(Collection entries)
====

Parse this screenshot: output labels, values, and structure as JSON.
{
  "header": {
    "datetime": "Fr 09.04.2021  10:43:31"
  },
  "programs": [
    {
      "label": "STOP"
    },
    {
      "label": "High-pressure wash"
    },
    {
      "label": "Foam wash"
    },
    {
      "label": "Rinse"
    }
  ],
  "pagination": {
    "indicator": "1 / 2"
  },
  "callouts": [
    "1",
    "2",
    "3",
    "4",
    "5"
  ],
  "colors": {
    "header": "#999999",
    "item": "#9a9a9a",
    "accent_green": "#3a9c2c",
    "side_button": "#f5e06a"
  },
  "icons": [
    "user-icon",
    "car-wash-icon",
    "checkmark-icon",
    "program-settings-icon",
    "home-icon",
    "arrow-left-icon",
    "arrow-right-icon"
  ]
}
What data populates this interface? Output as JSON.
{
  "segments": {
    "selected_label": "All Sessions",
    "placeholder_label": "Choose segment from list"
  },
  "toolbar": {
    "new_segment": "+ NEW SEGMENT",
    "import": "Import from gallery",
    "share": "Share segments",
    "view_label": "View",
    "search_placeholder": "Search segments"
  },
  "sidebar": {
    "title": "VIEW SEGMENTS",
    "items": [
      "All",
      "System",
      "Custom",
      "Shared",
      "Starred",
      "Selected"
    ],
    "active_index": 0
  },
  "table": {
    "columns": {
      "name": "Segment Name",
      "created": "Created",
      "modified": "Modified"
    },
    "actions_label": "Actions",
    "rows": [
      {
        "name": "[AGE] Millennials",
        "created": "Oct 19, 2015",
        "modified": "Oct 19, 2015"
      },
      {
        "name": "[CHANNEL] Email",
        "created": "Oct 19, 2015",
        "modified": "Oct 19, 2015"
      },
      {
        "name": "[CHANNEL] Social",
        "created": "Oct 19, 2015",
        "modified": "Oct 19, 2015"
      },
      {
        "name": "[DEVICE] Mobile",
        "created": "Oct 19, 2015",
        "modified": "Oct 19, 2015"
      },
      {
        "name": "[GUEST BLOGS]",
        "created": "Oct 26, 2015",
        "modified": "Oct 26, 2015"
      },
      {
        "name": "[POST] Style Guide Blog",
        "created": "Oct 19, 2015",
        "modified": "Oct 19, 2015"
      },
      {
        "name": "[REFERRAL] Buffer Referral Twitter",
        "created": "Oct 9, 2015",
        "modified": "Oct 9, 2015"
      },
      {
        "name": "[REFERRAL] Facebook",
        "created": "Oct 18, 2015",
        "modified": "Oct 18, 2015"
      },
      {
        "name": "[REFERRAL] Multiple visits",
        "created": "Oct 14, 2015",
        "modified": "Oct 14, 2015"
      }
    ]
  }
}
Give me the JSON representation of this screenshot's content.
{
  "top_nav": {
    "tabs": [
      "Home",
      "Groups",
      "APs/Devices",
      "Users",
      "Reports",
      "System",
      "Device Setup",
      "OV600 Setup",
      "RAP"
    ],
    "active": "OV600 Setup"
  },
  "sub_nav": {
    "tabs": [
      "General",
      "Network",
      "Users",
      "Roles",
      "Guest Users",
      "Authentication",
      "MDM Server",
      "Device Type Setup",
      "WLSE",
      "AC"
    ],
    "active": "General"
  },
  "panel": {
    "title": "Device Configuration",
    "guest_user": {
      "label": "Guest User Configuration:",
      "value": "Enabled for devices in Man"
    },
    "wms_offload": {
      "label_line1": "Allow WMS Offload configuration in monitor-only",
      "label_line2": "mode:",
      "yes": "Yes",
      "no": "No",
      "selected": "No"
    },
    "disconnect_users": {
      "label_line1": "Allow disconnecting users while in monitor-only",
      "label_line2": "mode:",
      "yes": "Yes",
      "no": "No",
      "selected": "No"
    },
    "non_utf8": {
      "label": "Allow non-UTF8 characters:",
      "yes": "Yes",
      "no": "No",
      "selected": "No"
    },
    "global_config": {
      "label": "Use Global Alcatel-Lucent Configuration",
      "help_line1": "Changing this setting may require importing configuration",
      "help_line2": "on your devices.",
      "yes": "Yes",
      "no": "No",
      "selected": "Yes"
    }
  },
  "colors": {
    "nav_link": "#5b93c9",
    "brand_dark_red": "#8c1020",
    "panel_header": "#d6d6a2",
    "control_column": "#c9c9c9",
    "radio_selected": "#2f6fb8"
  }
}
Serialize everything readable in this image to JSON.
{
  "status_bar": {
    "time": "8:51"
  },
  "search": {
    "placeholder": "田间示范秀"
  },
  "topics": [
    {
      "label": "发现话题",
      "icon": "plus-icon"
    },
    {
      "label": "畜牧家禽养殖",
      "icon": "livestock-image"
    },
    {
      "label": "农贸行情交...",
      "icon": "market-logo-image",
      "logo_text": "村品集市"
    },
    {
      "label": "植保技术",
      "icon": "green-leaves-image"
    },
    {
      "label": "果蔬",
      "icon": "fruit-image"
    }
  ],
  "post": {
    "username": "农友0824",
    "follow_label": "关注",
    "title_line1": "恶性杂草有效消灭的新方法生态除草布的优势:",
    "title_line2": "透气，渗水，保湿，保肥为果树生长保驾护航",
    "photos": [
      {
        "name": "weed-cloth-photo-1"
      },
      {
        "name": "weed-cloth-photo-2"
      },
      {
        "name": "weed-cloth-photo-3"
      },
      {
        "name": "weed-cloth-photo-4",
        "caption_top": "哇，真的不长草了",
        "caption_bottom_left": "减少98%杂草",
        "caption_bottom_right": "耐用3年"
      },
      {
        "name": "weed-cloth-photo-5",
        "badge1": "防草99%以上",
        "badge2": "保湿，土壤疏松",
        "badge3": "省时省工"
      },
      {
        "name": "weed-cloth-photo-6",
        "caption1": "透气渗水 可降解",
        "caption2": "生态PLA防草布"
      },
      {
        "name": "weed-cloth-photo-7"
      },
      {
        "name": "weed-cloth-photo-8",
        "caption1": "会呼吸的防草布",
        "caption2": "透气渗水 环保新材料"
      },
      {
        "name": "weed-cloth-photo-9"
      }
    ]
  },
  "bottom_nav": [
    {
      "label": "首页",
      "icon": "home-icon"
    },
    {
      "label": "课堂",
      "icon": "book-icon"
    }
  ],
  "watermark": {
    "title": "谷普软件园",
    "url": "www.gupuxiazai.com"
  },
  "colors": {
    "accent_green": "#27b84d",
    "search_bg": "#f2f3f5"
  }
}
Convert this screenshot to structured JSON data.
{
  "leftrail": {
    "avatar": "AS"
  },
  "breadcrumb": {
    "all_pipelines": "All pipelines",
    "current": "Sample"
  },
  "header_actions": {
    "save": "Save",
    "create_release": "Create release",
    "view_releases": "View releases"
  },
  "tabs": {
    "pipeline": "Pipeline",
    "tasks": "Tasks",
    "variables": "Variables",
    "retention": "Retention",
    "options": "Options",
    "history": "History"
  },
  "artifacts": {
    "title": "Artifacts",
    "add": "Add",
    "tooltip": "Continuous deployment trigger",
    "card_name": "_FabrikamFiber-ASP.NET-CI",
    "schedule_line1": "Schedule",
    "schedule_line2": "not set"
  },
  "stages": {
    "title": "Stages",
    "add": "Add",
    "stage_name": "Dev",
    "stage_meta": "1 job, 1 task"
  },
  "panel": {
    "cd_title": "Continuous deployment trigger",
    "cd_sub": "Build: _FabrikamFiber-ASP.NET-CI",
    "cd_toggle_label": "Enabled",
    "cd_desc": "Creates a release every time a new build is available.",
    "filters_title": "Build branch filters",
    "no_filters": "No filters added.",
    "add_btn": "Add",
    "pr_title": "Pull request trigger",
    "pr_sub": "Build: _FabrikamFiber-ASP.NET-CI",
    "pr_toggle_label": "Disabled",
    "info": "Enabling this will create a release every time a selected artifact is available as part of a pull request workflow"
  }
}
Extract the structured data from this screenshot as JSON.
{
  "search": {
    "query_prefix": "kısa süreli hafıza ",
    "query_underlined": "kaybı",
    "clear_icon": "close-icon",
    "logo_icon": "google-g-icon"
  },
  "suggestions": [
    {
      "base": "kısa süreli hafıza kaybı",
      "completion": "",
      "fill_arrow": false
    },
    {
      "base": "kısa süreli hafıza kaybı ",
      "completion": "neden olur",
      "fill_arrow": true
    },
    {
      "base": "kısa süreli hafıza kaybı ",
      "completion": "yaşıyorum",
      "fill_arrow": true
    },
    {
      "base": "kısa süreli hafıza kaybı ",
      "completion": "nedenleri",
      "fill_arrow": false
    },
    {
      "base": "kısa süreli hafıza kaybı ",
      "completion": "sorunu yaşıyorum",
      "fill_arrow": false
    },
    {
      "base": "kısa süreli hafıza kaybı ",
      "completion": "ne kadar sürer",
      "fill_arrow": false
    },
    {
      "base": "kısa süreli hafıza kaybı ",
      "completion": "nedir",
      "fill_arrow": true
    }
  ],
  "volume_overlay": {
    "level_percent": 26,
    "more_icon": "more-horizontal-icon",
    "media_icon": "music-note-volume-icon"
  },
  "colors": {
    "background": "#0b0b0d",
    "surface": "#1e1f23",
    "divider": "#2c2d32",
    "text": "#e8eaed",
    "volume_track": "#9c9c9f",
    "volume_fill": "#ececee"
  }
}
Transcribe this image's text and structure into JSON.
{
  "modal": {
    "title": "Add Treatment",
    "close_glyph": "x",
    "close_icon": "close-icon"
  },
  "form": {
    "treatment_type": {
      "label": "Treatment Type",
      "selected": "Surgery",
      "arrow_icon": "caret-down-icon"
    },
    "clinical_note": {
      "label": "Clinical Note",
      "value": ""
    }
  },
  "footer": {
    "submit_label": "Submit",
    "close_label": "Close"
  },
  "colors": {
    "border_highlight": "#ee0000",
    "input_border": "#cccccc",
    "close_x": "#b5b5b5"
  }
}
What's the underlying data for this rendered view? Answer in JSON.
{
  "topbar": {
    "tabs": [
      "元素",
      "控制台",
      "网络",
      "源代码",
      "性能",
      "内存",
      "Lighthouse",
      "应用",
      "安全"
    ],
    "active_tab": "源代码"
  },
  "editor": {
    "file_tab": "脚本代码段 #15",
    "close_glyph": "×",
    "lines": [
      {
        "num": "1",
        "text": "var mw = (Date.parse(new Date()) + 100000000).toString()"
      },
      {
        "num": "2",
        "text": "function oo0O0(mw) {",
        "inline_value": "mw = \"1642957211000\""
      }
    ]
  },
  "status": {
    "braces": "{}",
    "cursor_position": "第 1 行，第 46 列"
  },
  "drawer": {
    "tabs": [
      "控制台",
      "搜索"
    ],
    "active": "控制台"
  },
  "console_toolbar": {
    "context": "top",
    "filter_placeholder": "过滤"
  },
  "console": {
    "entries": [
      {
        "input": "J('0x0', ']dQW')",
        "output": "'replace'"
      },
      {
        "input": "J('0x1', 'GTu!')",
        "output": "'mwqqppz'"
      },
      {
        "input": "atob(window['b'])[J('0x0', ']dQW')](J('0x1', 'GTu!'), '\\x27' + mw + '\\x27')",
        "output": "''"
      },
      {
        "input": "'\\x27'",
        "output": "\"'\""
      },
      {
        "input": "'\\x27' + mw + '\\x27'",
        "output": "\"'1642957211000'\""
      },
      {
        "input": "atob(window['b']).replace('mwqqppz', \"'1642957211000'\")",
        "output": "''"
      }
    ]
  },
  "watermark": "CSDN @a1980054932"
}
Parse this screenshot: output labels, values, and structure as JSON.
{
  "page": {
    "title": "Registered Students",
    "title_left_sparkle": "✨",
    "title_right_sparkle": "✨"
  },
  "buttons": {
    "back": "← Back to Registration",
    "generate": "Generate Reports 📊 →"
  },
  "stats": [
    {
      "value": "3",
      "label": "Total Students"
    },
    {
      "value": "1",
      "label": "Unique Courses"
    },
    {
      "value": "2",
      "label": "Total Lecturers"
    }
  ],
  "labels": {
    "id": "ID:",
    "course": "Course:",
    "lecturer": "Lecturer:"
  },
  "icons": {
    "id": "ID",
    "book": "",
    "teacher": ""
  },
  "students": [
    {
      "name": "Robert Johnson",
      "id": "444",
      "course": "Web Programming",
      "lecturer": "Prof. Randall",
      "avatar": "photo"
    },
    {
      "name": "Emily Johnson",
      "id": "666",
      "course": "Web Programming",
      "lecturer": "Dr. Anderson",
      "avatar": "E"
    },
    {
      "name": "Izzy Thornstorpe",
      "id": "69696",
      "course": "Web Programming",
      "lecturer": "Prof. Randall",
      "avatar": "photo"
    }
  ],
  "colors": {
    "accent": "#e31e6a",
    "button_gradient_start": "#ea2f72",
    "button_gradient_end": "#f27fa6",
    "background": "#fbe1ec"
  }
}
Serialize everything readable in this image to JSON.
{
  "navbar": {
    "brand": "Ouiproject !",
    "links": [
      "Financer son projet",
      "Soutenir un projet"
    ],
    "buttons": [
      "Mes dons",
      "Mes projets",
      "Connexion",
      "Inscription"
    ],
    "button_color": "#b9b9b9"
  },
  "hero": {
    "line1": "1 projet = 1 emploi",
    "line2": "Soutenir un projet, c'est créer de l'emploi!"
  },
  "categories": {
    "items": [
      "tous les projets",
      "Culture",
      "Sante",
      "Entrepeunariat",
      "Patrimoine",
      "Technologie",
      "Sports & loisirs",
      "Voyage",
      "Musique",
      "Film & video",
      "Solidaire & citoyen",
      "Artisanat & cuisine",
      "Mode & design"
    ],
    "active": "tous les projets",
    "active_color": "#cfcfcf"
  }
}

====

§ GIVEN TASK: Which lines hold the word "data"? Copy all of them.

§ EXPECTED ANSWER:
What data populates this interface? Output as JSON.
Convert this screenshot to structured JSON data.
Extract the structured data from this screenshot as JSON.
What's the underlying data for this rendered view? Answer in JSON.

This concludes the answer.